_TASK DIRECTIONS_
Search the listing below for the word "клетки" and copy each line that holds it.

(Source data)
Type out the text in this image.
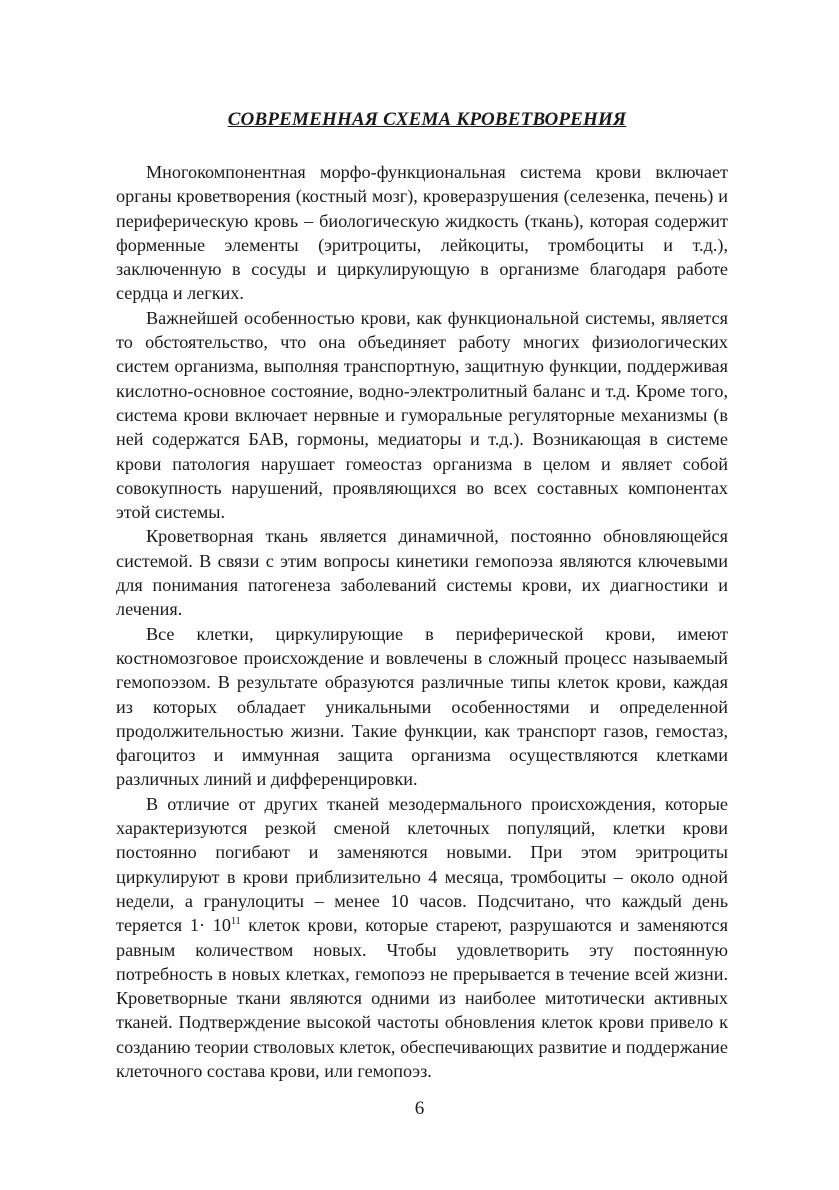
СОВРЕМЕННАЯ СХЕМА КРОВЕТВОРЕНИЯ

Многокомпонентная морфо-функциональная система крови включает органы кроветворения (костный мозг), кроверазрушения (селезенка, печень) и периферическую кровь – биологическую жидкость (ткань), которая содержит форменные элементы (эритроциты, лейкоциты, тромбоциты и т.д.), заключенную в сосуды и циркулирующую в организме благодаря работе сердца и легких.

Важнейшей особенностью крови, как функциональной системы, является то обстоятельство, что она объединяет работу многих физиологических систем организма, выполняя транспортную, защитную функции, поддерживая кислотно-основное состояние, водно-электролитный баланс и т.д. Кроме того, система крови включает нервные и гуморальные регуляторные механизмы (в ней содержатся БАВ, гормоны, медиаторы и т.д.). Возникающая в системе крови патология нарушает гомеостаз организма в целом и являет собой совокупность нарушений, проявляющихся во всех составных компонентах этой системы.

Кроветворная ткань является динамичной, постоянно обновляющейся системой. В связи с этим вопросы кинетики гемопоэза являются ключевыми для понимания патогенеза заболеваний системы крови, их диагностики и лечения.

Все клетки, циркулирующие в периферической крови, имеют костномозговое происхождение и вовлечены в сложный процесс называемый гемопоэзом. В результате образуются различные типы клеток крови, каждая из которых обладает уникальными особенностями и определенной продолжительностью жизни. Такие функции, как транспорт газов, гемостаз, фагоцитоз и иммунная защита организма осуществляются клетками различных линий и дифференцировки.

В отличие от других тканей мезодермального происхождения, которые характеризуются резкой сменой клеточных популяций, клетки крови постоянно погибают и заменяются новыми. При этом эритроциты циркулируют в крови приблизительно 4 месяца, тромбоциты – около одной недели, а гранулоциты – менее 10 часов. Подсчитано, что каждый день теряется $1\cdot 10^{11}$ клеток крови, которые стареют, разрушаются и заменяются равным количеством новых. Чтобы удовлетворить эту постоянную потребность в новых клетках, гемопоэз не прерывается в течение всей жизни. Кроветворные ткани являются одними из наиболее митотически активных тканей. Подтверждение высокой частоты обновления клеток крови привело к созданию теории стволовых клеток, обеспечивающих развитие и поддержание клеточного состава крови, или гемопоэз.

6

_RIGHT ANSWER_
Все клетки, циркулирующие в периферической крови, имеют костномозговое происхождение и вовлечены в сложный процесс называемый гемопоэзом. В результате образуются различные типы клеток крови, каждая из которых обладает уникальными особенностями и определенной продолжительностью жизни. Такие функции, как транспорт газов, гемостаз, фагоцитоз и иммунная защита организма осуществляются клетками различных линий и дифференцировки.
В отличие от других тканей мезодермального происхождения, которые характеризуются резкой сменой клеточных популяций, клетки крови постоянно погибают и заменяются новыми. При этом эритроциты циркулируют в крови приблизительно 4 месяца, тромбоциты – около одной недели, а гранулоциты – менее 10 часов. Подсчитано, что каждый день теряется $1\cdot 10^{11}$ клеток крови, которые стареют, разрушаются и заменяются равным количеством новых. Чтобы удовлетворить эту постоянную потребность в новых клетках, гемопоэз не прерывается в течение всей жизни. Кроветворные ткани являются одними из наиболее митотически активных тканей. Подтверждение высокой частоты обновления клеток крови привело к созданию теории стволовых клеток, обеспечивающих развитие и поддержание клеточного состава крови, или гемопоэз.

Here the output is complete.